WRITTEN TASK:
Your job is to retype all of the data word for word, leaving every image out.

(Dataset items)
-- -- --
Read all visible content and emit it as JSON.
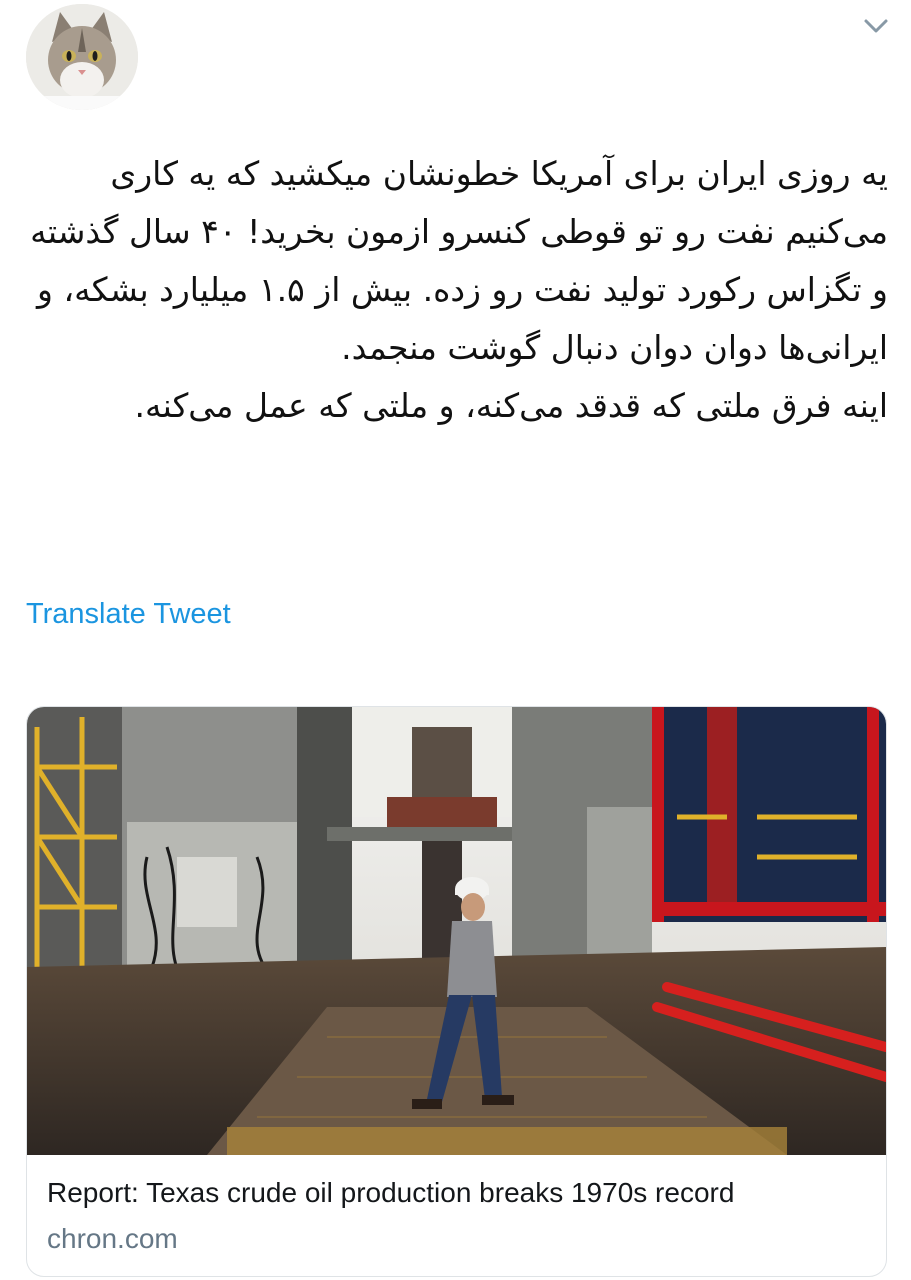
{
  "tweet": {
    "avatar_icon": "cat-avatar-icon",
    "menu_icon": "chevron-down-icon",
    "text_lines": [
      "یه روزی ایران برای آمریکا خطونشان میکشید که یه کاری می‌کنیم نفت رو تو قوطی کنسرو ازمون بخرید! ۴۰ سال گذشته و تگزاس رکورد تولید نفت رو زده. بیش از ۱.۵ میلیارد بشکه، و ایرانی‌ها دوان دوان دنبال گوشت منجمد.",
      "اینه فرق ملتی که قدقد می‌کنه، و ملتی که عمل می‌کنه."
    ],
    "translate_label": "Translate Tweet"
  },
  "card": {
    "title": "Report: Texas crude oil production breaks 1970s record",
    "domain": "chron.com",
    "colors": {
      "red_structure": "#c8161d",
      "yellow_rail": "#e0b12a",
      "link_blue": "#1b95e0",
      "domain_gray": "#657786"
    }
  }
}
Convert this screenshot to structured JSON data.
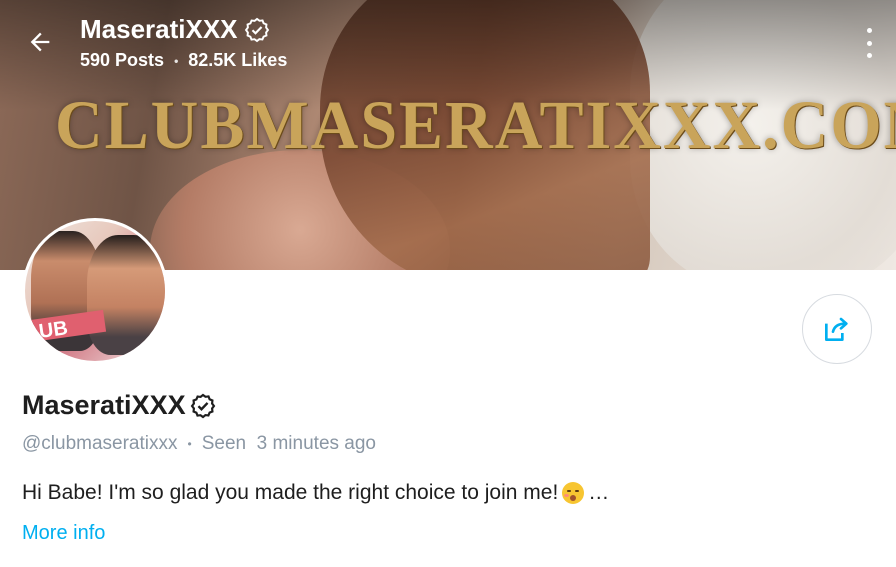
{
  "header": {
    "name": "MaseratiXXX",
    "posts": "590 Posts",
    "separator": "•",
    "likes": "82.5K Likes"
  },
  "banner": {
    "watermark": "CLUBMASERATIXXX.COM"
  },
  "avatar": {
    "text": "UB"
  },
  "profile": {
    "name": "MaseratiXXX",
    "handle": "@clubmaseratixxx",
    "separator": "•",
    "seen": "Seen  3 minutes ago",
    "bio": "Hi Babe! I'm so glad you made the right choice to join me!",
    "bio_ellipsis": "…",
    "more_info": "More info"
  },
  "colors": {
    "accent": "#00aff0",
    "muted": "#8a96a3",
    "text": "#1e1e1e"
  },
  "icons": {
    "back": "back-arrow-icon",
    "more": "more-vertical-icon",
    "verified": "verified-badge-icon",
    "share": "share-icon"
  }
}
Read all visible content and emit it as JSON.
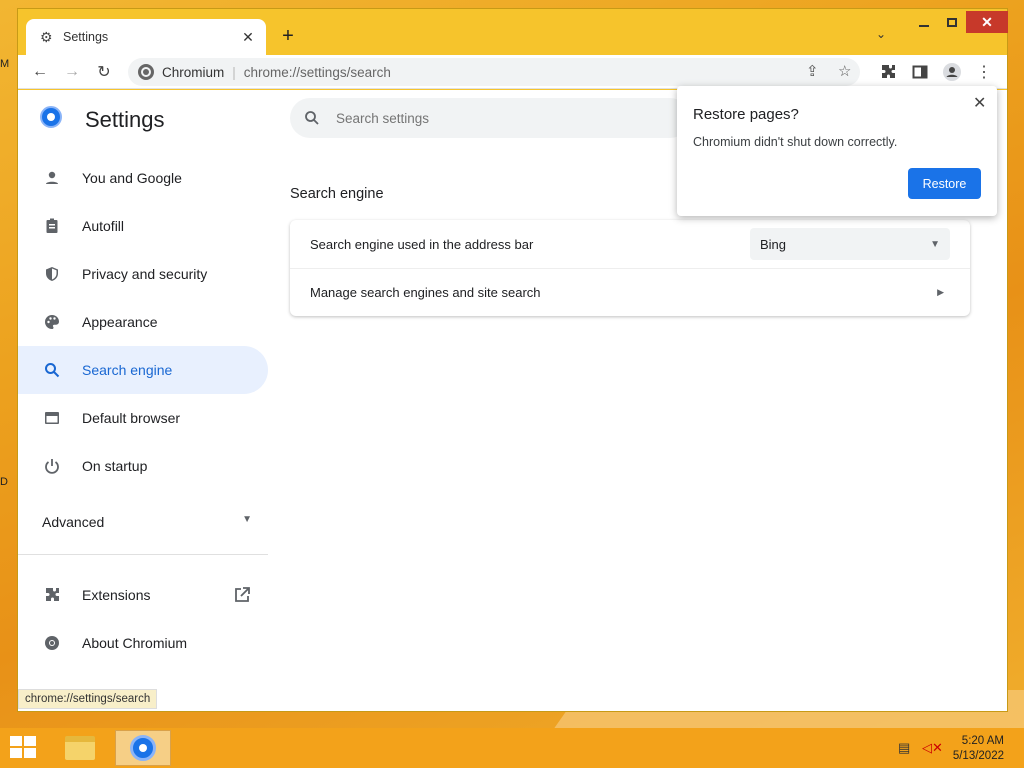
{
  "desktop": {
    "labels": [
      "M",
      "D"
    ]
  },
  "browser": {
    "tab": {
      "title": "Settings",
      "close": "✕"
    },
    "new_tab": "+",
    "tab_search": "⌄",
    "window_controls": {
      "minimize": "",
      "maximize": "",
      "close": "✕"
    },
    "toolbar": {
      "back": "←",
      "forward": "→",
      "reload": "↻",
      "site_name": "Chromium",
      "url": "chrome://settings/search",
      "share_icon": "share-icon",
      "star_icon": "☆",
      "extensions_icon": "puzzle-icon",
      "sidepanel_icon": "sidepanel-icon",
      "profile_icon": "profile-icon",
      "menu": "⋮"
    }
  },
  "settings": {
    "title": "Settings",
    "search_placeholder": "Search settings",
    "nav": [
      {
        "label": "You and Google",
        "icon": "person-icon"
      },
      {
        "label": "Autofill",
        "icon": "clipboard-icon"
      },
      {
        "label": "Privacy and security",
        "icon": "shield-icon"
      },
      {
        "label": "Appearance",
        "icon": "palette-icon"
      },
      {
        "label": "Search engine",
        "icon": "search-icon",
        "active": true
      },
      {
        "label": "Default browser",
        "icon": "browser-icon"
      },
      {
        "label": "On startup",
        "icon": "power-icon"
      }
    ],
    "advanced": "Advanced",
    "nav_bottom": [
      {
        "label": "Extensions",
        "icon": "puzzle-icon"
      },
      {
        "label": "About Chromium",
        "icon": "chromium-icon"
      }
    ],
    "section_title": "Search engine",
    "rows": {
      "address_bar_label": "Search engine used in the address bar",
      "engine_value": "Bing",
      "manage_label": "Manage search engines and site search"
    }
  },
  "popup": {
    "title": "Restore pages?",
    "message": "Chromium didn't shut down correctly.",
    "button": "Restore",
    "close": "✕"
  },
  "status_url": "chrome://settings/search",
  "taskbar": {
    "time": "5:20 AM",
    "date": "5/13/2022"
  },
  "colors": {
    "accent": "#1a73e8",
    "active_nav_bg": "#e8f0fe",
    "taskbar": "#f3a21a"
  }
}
-- -- --
EXERCISE ANSWER:
Read all visible content and emit it as JSON.
{
  "tweet": {
    "avatar_icon": "cat-avatar-icon",
    "menu_icon": "chevron-down-icon",
    "text_lines": [
      "یه روزی ایران برای آمریکا خطونشان میکشید که یه کاری می‌کنیم نفت رو تو قوطی کنسرو ازمون بخرید! ۴۰ سال گذشته و تگزاس رکورد تولید نفت رو زده. بیش از ۱.۵ میلیارد بشکه، و ایرانی‌ها دوان دوان دنبال گوشت منجمد.",
      "اینه فرق ملتی که قدقد می‌کنه، و ملتی که عمل می‌کنه."
    ],
    "translate_label": "Translate Tweet"
  },
  "card": {
    "title": "Report: Texas crude oil production breaks 1970s record",
    "domain": "chron.com",
    "colors": {
      "red_structure": "#c8161d",
      "yellow_rail": "#e0b12a",
      "link_blue": "#1b95e0",
      "domain_gray": "#657786"
    }
  }
}
Convert this screenshot to structured JSON data.
{
  "header": {
    "name": "MaseratiXXX",
    "posts": "590 Posts",
    "separator": "•",
    "likes": "82.5K Likes"
  },
  "banner": {
    "watermark": "CLUBMASERATIXXX.COM"
  },
  "avatar": {
    "text": "UB"
  },
  "profile": {
    "name": "MaseratiXXX",
    "handle": "@clubmaseratixxx",
    "separator": "•",
    "seen": "Seen  3 minutes ago",
    "bio": "Hi Babe! I'm so glad you made the right choice to join me!",
    "bio_ellipsis": "…",
    "more_info": "More info"
  },
  "colors": {
    "accent": "#00aff0",
    "muted": "#8a96a3",
    "text": "#1e1e1e"
  },
  "icons": {
    "back": "back-arrow-icon",
    "more": "more-vertical-icon",
    "verified": "verified-badge-icon",
    "share": "share-icon"
  }
}
Read all visible content and emit it as JSON.
{
  "desktop": {
    "labels": [
      "M",
      "D"
    ]
  },
  "browser": {
    "tab": {
      "title": "Settings",
      "close": "✕"
    },
    "new_tab": "+",
    "tab_search": "⌄",
    "window_controls": {
      "minimize": "",
      "maximize": "",
      "close": "✕"
    },
    "toolbar": {
      "back": "←",
      "forward": "→",
      "reload": "↻",
      "site_name": "Chromium",
      "url": "chrome://settings/search",
      "share_icon": "share-icon",
      "star_icon": "☆",
      "extensions_icon": "puzzle-icon",
      "sidepanel_icon": "sidepanel-icon",
      "profile_icon": "profile-icon",
      "menu": "⋮"
    }
  },
  "settings": {
    "title": "Settings",
    "search_placeholder": "Search settings",
    "nav": [
      {
        "label": "You and Google",
        "icon": "person-icon"
      },
      {
        "label": "Autofill",
        "icon": "clipboard-icon"
      },
      {
        "label": "Privacy and security",
        "icon": "shield-icon"
      },
      {
        "label": "Appearance",
        "icon": "palette-icon"
      },
      {
        "label": "Search engine",
        "icon": "search-icon",
        "active": true
      },
      {
        "label": "Default browser",
        "icon": "browser-icon"
      },
      {
        "label": "On startup",
        "icon": "power-icon"
      }
    ],
    "advanced": "Advanced",
    "nav_bottom": [
      {
        "label": "Extensions",
        "icon": "puzzle-icon"
      },
      {
        "label": "About Chromium",
        "icon": "chromium-icon"
      }
    ],
    "section_title": "Search engine",
    "rows": {
      "address_bar_label": "Search engine used in the address bar",
      "engine_value": "Bing",
      "manage_label": "Manage search engines and site search"
    }
  },
  "popup": {
    "title": "Restore pages?",
    "message": "Chromium didn't shut down correctly.",
    "button": "Restore",
    "close": "✕"
  },
  "status_url": "chrome://settings/search",
  "taskbar": {
    "time": "5:20 AM",
    "date": "5/13/2022"
  },
  "colors": {
    "accent": "#1a73e8",
    "active_nav_bg": "#e8f0fe",
    "taskbar": "#f3a21a"
  }
}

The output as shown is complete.